● **What the exercise asks**: Faithfully return all lines, omitting every embedded picture.

Entries from a dataset:
────────────────────────────────────────
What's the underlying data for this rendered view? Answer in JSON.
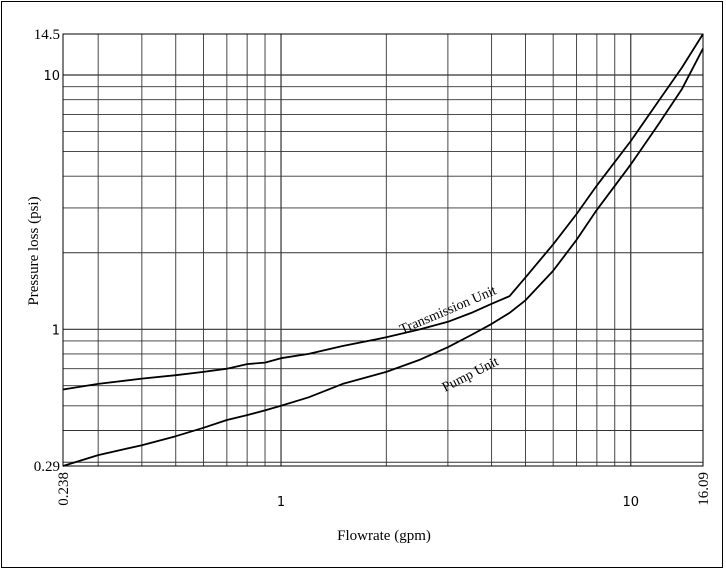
{
  "chart_data": {
    "type": "line",
    "title": "",
    "xlabel": "Flowrate (gpm)",
    "ylabel": "Pressure loss (psi)",
    "x_scale": "log",
    "y_scale": "log",
    "xlim": [
      0.238,
      16.09
    ],
    "ylim": [
      0.29,
      14.5
    ],
    "grid": true,
    "x_ticks": [
      {
        "value": 0.238,
        "label": "0.238",
        "rotated": true
      },
      {
        "value": 1,
        "label": "1",
        "rotated": false
      },
      {
        "value": 10,
        "label": "10",
        "rotated": false
      },
      {
        "value": 16.09,
        "label": "16.09",
        "rotated": true
      }
    ],
    "y_ticks": [
      {
        "value": 14.5,
        "label": "14.5"
      },
      {
        "value": 10,
        "label": "10"
      },
      {
        "value": 1,
        "label": "1"
      },
      {
        "value": 0.29,
        "label": "0.29"
      }
    ],
    "series": [
      {
        "name": "Transmission Unit",
        "color": "#000000",
        "x": [
          0.238,
          0.3,
          0.4,
          0.5,
          0.6,
          0.7,
          0.8,
          0.9,
          1.0,
          1.2,
          1.5,
          2.0,
          2.5,
          3.0,
          3.5,
          4.0,
          4.5,
          5.0,
          6.0,
          7.0,
          8.0,
          10.0,
          12.0,
          14.0,
          16.09
        ],
        "y": [
          0.58,
          0.61,
          0.64,
          0.66,
          0.68,
          0.7,
          0.73,
          0.74,
          0.77,
          0.8,
          0.86,
          0.93,
          1.0,
          1.07,
          1.16,
          1.26,
          1.35,
          1.6,
          2.16,
          2.84,
          3.68,
          5.5,
          7.9,
          10.7,
          14.5
        ]
      },
      {
        "name": "Pump Unit",
        "color": "#000000",
        "x": [
          0.238,
          0.3,
          0.4,
          0.5,
          0.6,
          0.7,
          0.8,
          0.9,
          1.0,
          1.2,
          1.5,
          2.0,
          2.5,
          3.0,
          3.5,
          4.0,
          4.5,
          5.0,
          6.0,
          7.0,
          8.0,
          10.0,
          12.0,
          14.0,
          16.09
        ],
        "y": [
          0.29,
          0.32,
          0.35,
          0.38,
          0.41,
          0.44,
          0.46,
          0.48,
          0.5,
          0.54,
          0.61,
          0.68,
          0.76,
          0.85,
          0.95,
          1.05,
          1.16,
          1.3,
          1.7,
          2.25,
          2.95,
          4.45,
          6.4,
          8.8,
          12.7
        ]
      }
    ],
    "annotations": [
      {
        "text": "Transmission Unit",
        "series": "Transmission Unit"
      },
      {
        "text": "Pump Unit",
        "series": "Pump Unit"
      }
    ]
  }
}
────────────────────────────────────────
● **Reply**:
What's the underlying data for this rendered view? Answer in JSON.
{
  "chart_data": {
    "type": "line",
    "title": "",
    "xlabel": "Flowrate (gpm)",
    "ylabel": "Pressure loss (psi)",
    "x_scale": "log",
    "y_scale": "log",
    "xlim": [
      0.238,
      16.09
    ],
    "ylim": [
      0.29,
      14.5
    ],
    "grid": true,
    "x_ticks": [
      {
        "value": 0.238,
        "label": "0.238",
        "rotated": true
      },
      {
        "value": 1,
        "label": "1",
        "rotated": false
      },
      {
        "value": 10,
        "label": "10",
        "rotated": false
      },
      {
        "value": 16.09,
        "label": "16.09",
        "rotated": true
      }
    ],
    "y_ticks": [
      {
        "value": 14.5,
        "label": "14.5"
      },
      {
        "value": 10,
        "label": "10"
      },
      {
        "value": 1,
        "label": "1"
      },
      {
        "value": 0.29,
        "label": "0.29"
      }
    ],
    "series": [
      {
        "name": "Transmission Unit",
        "color": "#000000",
        "x": [
          0.238,
          0.3,
          0.4,
          0.5,
          0.6,
          0.7,
          0.8,
          0.9,
          1.0,
          1.2,
          1.5,
          2.0,
          2.5,
          3.0,
          3.5,
          4.0,
          4.5,
          5.0,
          6.0,
          7.0,
          8.0,
          10.0,
          12.0,
          14.0,
          16.09
        ],
        "y": [
          0.58,
          0.61,
          0.64,
          0.66,
          0.68,
          0.7,
          0.73,
          0.74,
          0.77,
          0.8,
          0.86,
          0.93,
          1.0,
          1.07,
          1.16,
          1.26,
          1.35,
          1.6,
          2.16,
          2.84,
          3.68,
          5.5,
          7.9,
          10.7,
          14.5
        ]
      },
      {
        "name": "Pump Unit",
        "color": "#000000",
        "x": [
          0.238,
          0.3,
          0.4,
          0.5,
          0.6,
          0.7,
          0.8,
          0.9,
          1.0,
          1.2,
          1.5,
          2.0,
          2.5,
          3.0,
          3.5,
          4.0,
          4.5,
          5.0,
          6.0,
          7.0,
          8.0,
          10.0,
          12.0,
          14.0,
          16.09
        ],
        "y": [
          0.29,
          0.32,
          0.35,
          0.38,
          0.41,
          0.44,
          0.46,
          0.48,
          0.5,
          0.54,
          0.61,
          0.68,
          0.76,
          0.85,
          0.95,
          1.05,
          1.16,
          1.3,
          1.7,
          2.25,
          2.95,
          4.45,
          6.4,
          8.8,
          12.7
        ]
      }
    ],
    "annotations": [
      {
        "text": "Transmission Unit",
        "series": "Transmission Unit"
      },
      {
        "text": "Pump Unit",
        "series": "Pump Unit"
      }
    ]
  }
}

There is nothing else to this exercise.